§ EXERCISE DIRECTIONS:
Filter out everything except lines holding "Haridwar".

§ DATA EXTRACT:
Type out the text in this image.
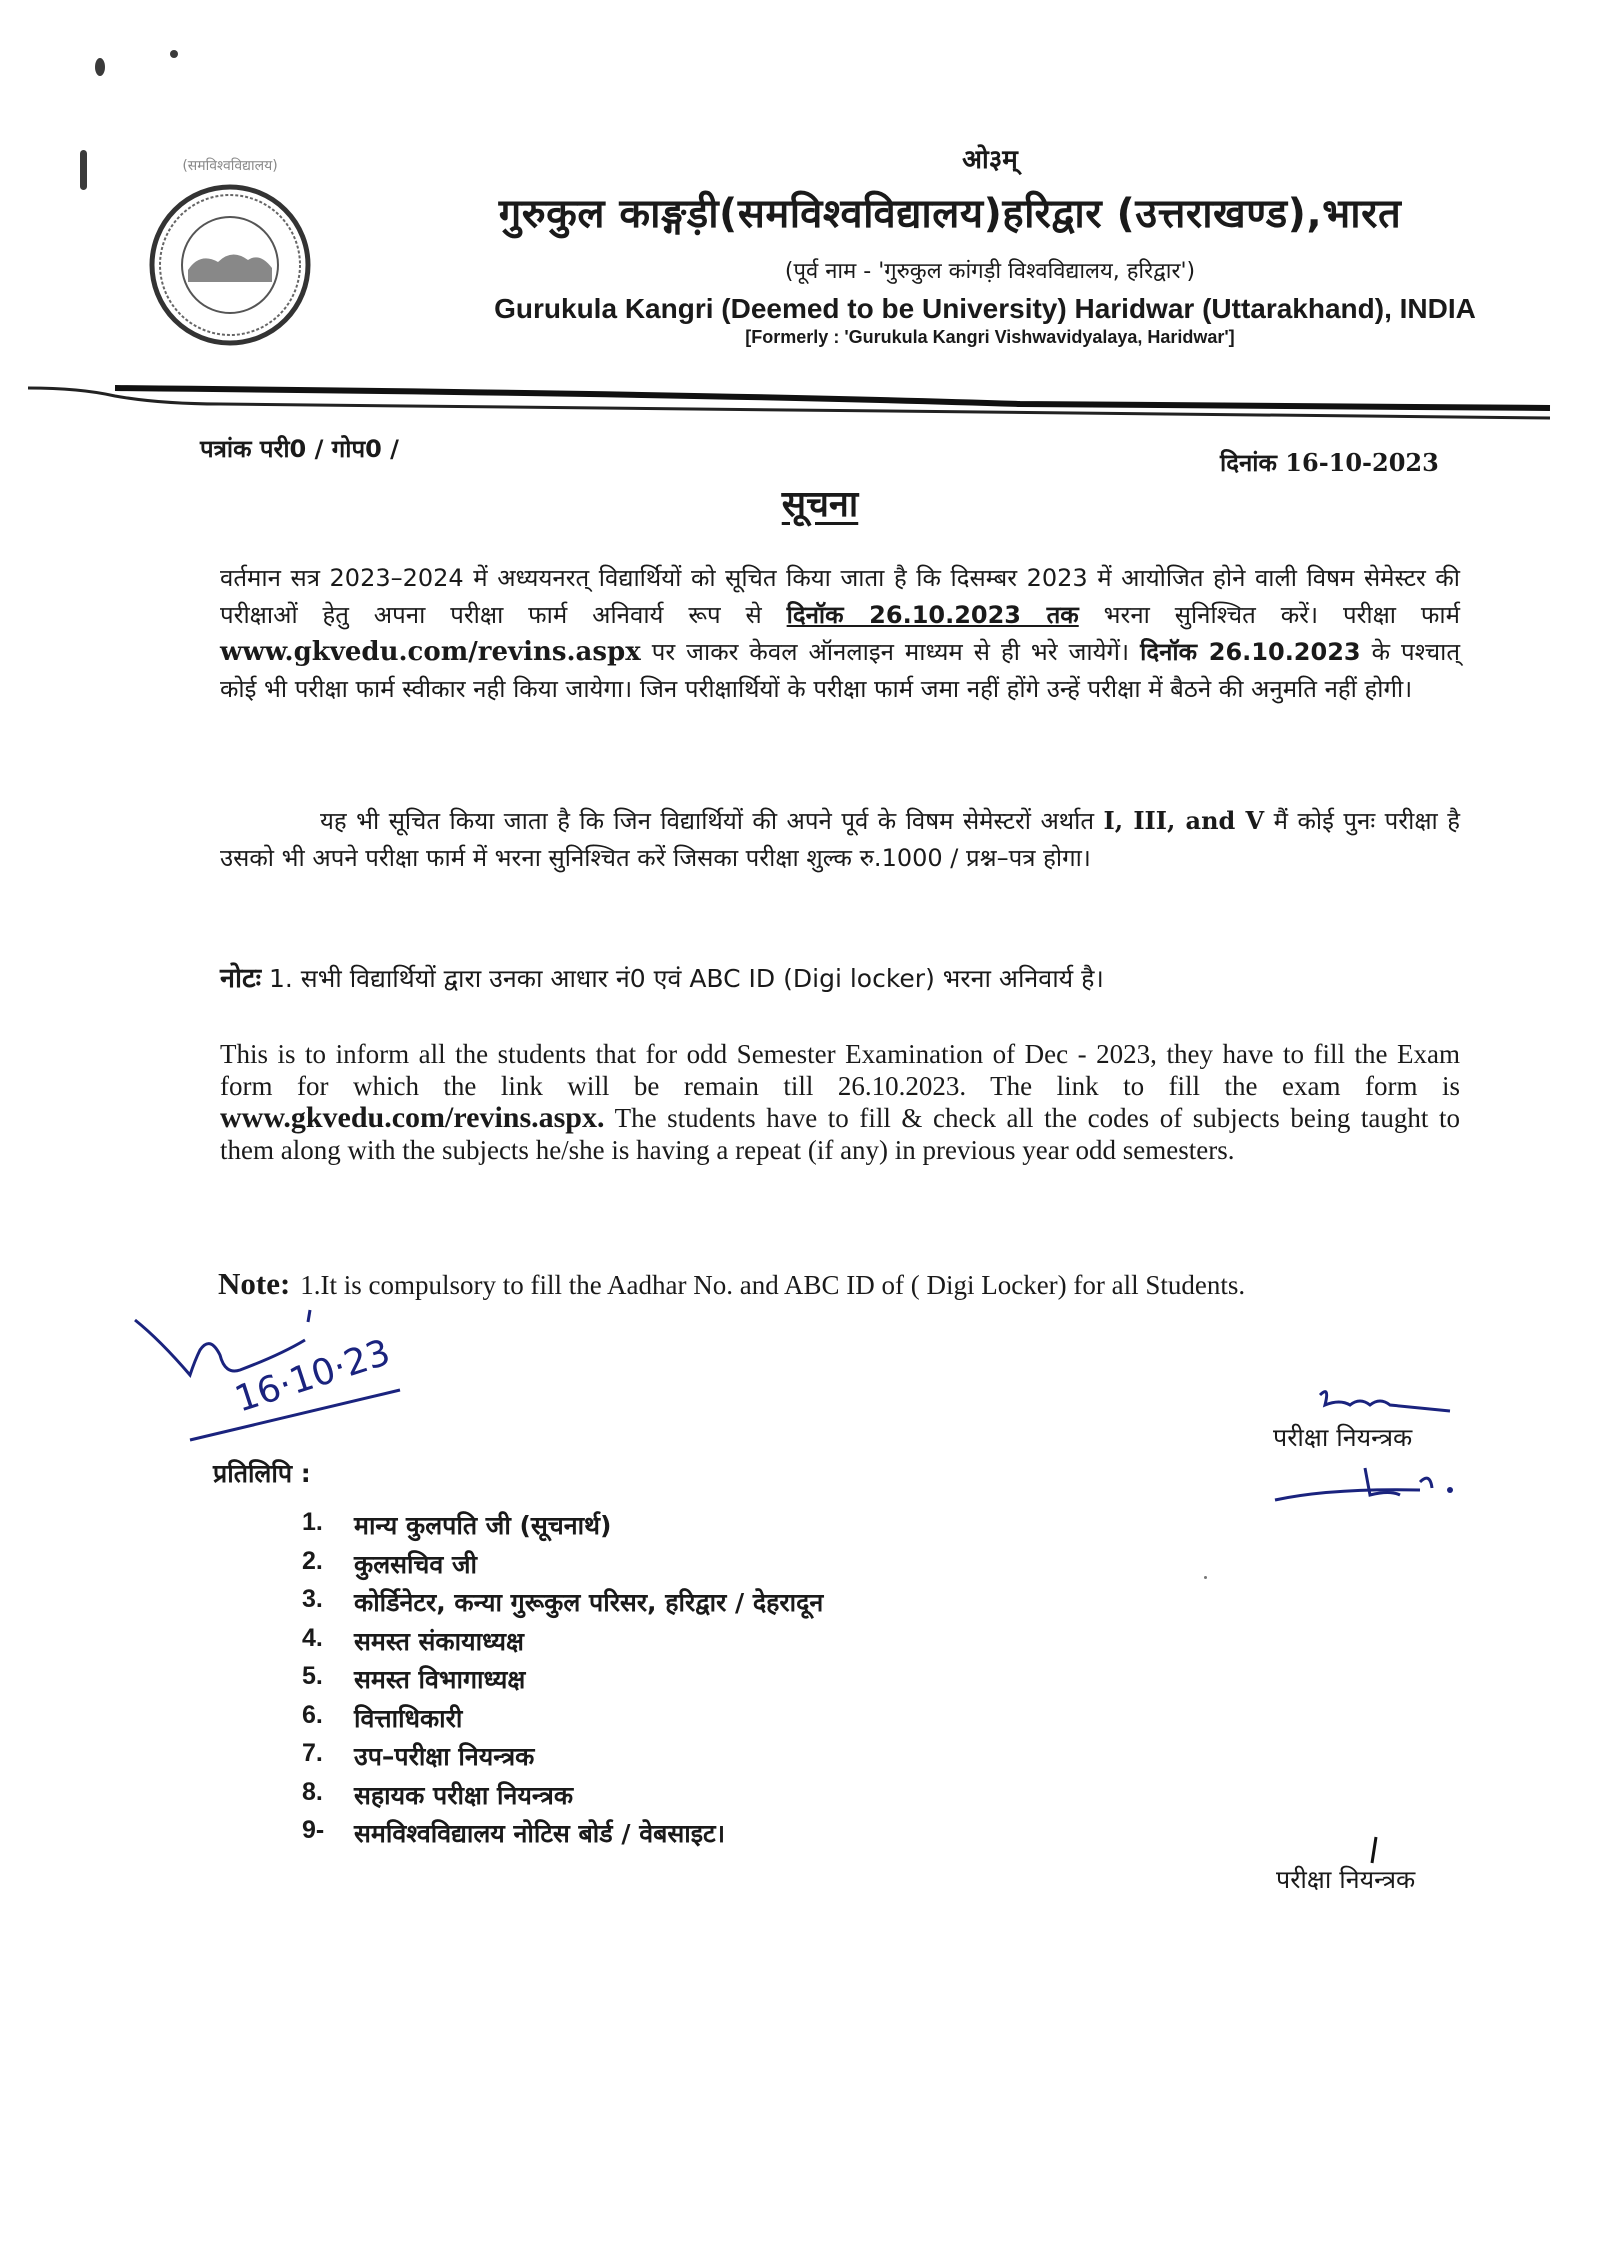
(समविश्वविद्यालय)	ओ३म्
गुरुकुल काङ्गड़ी(समविश्वविद्यालय)हरिद्वार (उत्तराखण्ड),भारत
(पूर्व नाम - 'गुरुकुल कांगड़ी विश्वविद्यालय, हरिद्वार')
Gurukula Kangri (Deemed to be University) Haridwar (Uttarakhand), INDIA
[Formerly : 'Gurukula Kangri Vishwavidyalaya, Haridwar']
पत्रांक परी0 / गोप0 /	दिनांक 16-10-2023
सूचना
वर्तमान सत्र 2023–2024 में अध्ययनरत् विद्यार्थियों को सूचित किया जाता है कि दिसम्बर 2023 में आयोजित होने वाली विषम सेमेस्टर की परीक्षाओं हेतु अपना परीक्षा फार्म अनिवार्य रूप से दिनॉक 26.10.2023 तक भरना सुनिश्चित करें। परीक्षा फार्म www.gkvedu.com/revins.aspx पर जाकर केवल ऑनलाइन माध्यम से ही भरे जायेगें। दिनॉक 26.10.2023 के पश्चात् कोई भी परीक्षा फार्म स्वीकार नही किया जायेगा। जिन परीक्षार्थियों के परीक्षा फार्म जमा नहीं होंगे उन्हें परीक्षा में बैठने की अनुमति नहीं होगी।
यह भी सूचित किया जाता है कि जिन विद्यार्थियों की अपने पूर्व के विषम सेमेस्टरों अर्थात I, III, and V मैं कोई पुनः परीक्षा है उसको भी अपने परीक्षा फार्म में भरना सुनिश्चित करें जिसका परीक्षा शुल्क रु.1000 / प्रश्न–पत्र होगा।
नोटः 1. सभी विद्यार्थियों द्वारा उनका आधार नं0 एवं ABC ID (Digi locker) भरना अनिवार्य है।
This is to inform all the students that for odd Semester Examination of Dec - 2023, they have to fill the Exam form for which the link will be remain till 26.10.2023. The link to fill the exam form is www.gkvedu.com/revins.aspx. The students have to fill & check all the codes of subjects being taught to them along with the subjects he/she is having a repeat (if any) in previous year odd semesters.
Note: 1.It is compulsory to fill the Aadhar No. and ABC ID of ( Digi Locker) for all Students.
16·10·23
परीक्षा नियन्त्रक
प्रतिलिपि :
1.	मान्य कुलपति जी (सूचनार्थ)
2.	कुलसचिव जी
3.	कोर्डिनेटर, कन्या गुरूकुल परिसर, हरिद्वार / देहरादून
4.	समस्त संकायाध्यक्ष
5.	समस्त विभागाध्यक्ष
6.	वित्ताधिकारी
7.	उप–परीक्षा नियन्त्रक
8.	सहायक परीक्षा नियन्त्रक
9-	समविश्वविद्यालय नोटिस बोर्ड / वेबसाइट।
परीक्षा नियन्त्रक
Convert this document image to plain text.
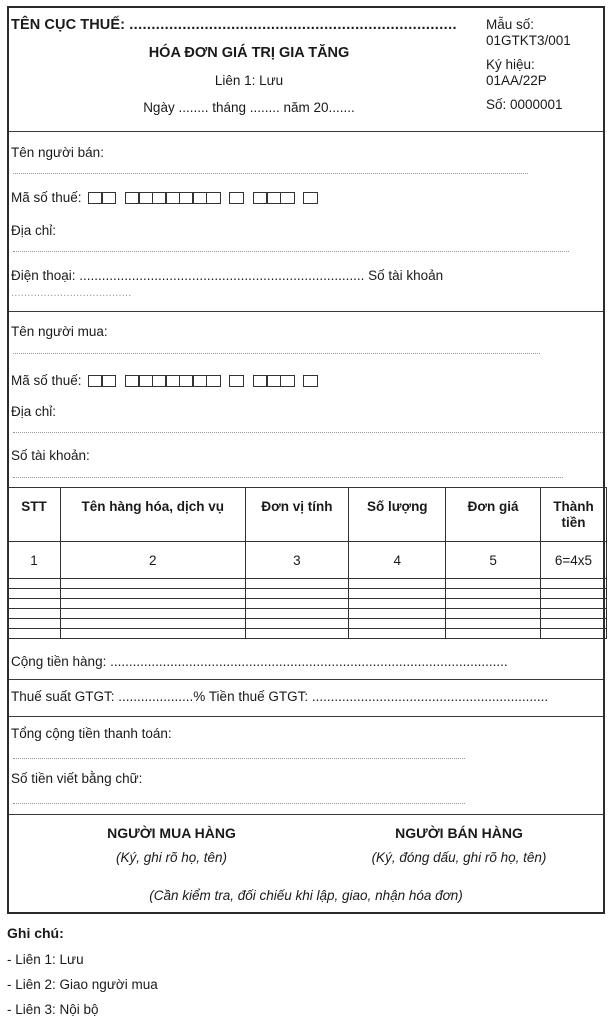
TÊN CỤC THUẾ: ..........................................................................
HÓA ĐƠN GIÁ TRỊ GIA TĂNG
Liên 1: Lưu
Ngày ........ tháng ........ năm 20.......
Mẫu số:
01GTKT3/001
Ký hiệu:
01AA/22P
Số: 0000001
Tên người bán:
Mã số thuế:
Địa chỉ:
Điện thoại: ............................................................................ Số tài khoản
.....................................
Tên người mua:
Mã số thuế:
Địa chỉ:
Số tài khoản:
STT	Tên hàng hóa, dịch vụ	Đơn vị tính	Số lượng	Đơn giá	Thành tiền
1	2	3	4	5	6=4x5

Cộng tiền hàng: ..........................................................................................................
Thuế suất GTGT: ....................% Tiền thuế GTGT: ...............................................................
Tổng cộng tiền thanh toán:
Số tiền viết bằng chữ:
NGƯỜI MUA HÀNG
(Ký, ghi rõ họ, tên)
NGƯỜI BÁN HÀNG
(Ký, đóng dấu, ghi rõ họ, tên)
(Cần kiểm tra, đối chiếu khi lập, giao, nhận hóa đơn)
Ghi chú:
- Liên 1: Lưu
- Liên 2: Giao người mua
- Liên 3: Nội bộ
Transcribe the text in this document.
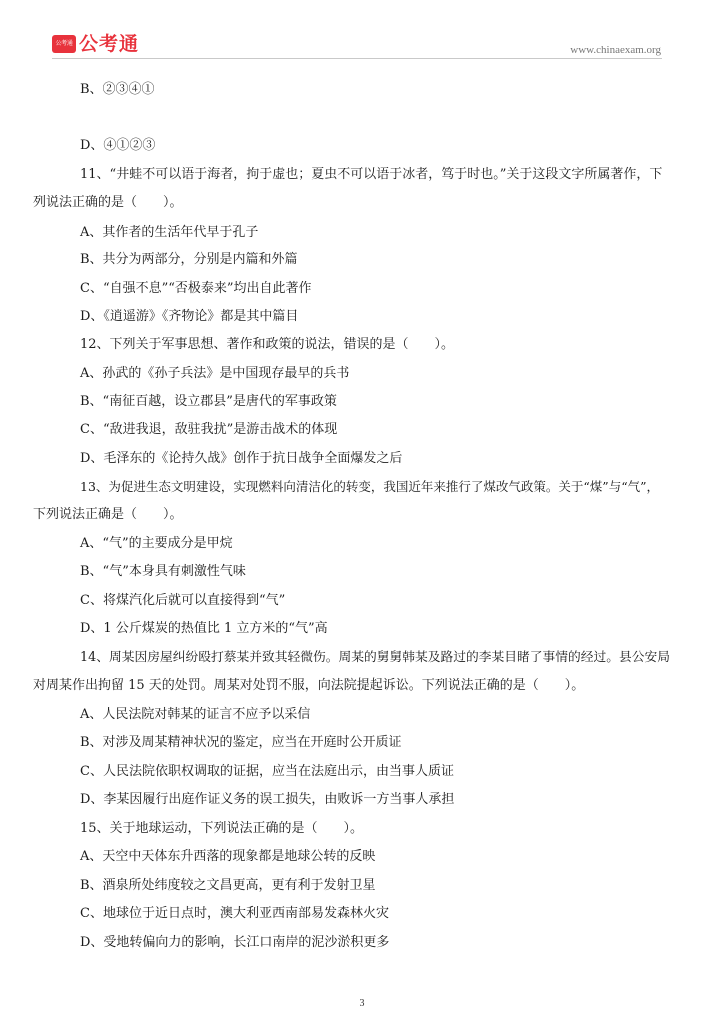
公考通 公考通	www.chinaexam.org
B、②③④①
D、④①②③
11、“井蛙不可以语于海者，拘于虚也；夏虫不可以语于冰者，笃于时也。”关于这段文字所属著作，下
列说法正确的是（　　）。
A、其作者的生活年代早于孔子
B、共分为两部分，分别是内篇和外篇
C、“自强不息”“否极泰来”均出自此著作
D、《逍遥游》《齐物论》都是其中篇目
12、下列关于军事思想、著作和政策的说法，错误的是（　　）。
A、孙武的《孙子兵法》是中国现存最早的兵书
B、“南征百越，设立郡县”是唐代的军事政策
C、“敌进我退，敌驻我扰”是游击战术的体现
D、毛泽东的《论持久战》创作于抗日战争全面爆发之后
13、为促进生态文明建设，实现燃料向清洁化的转变，我国近年来推行了煤改气政策。关于“煤”与“气”，
下列说法正确是（　　）。
A、“气”的主要成分是甲烷
B、“气”本身具有刺激性气味
C、将煤汽化后就可以直接得到“气”
D、1 公斤煤炭的热值比 1 立方米的“气”高
14、周某因房屋纠纷殴打蔡某并致其轻微伤。周某的舅舅韩某及路过的李某目睹了事情的经过。县公安局
对周某作出拘留 15 天的处罚。周某对处罚不服，向法院提起诉讼。下列说法正确的是（　　）。
A、人民法院对韩某的证言不应予以采信
B、对涉及周某精神状况的鉴定，应当在开庭时公开质证
C、人民法院依职权调取的证据，应当在法庭出示，由当事人质证
D、李某因履行出庭作证义务的误工损失，由败诉一方当事人承担
15、关于地球运动，下列说法正确的是（　　）。
A、天空中天体东升西落的现象都是地球公转的反映
B、酒泉所处纬度较之文昌更高，更有利于发射卫星
C、地球位于近日点时，澳大利亚西南部易发森林火灾
D、受地转偏向力的影响，长江口南岸的泥沙淤积更多
3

§ TASK ANSWER:
Gurukula Kangri (Deemed to be University) Haridwar (Uttarakhand), INDIA
[Formerly : 'Gurukula Kangri Vishwavidyalaya, Haridwar']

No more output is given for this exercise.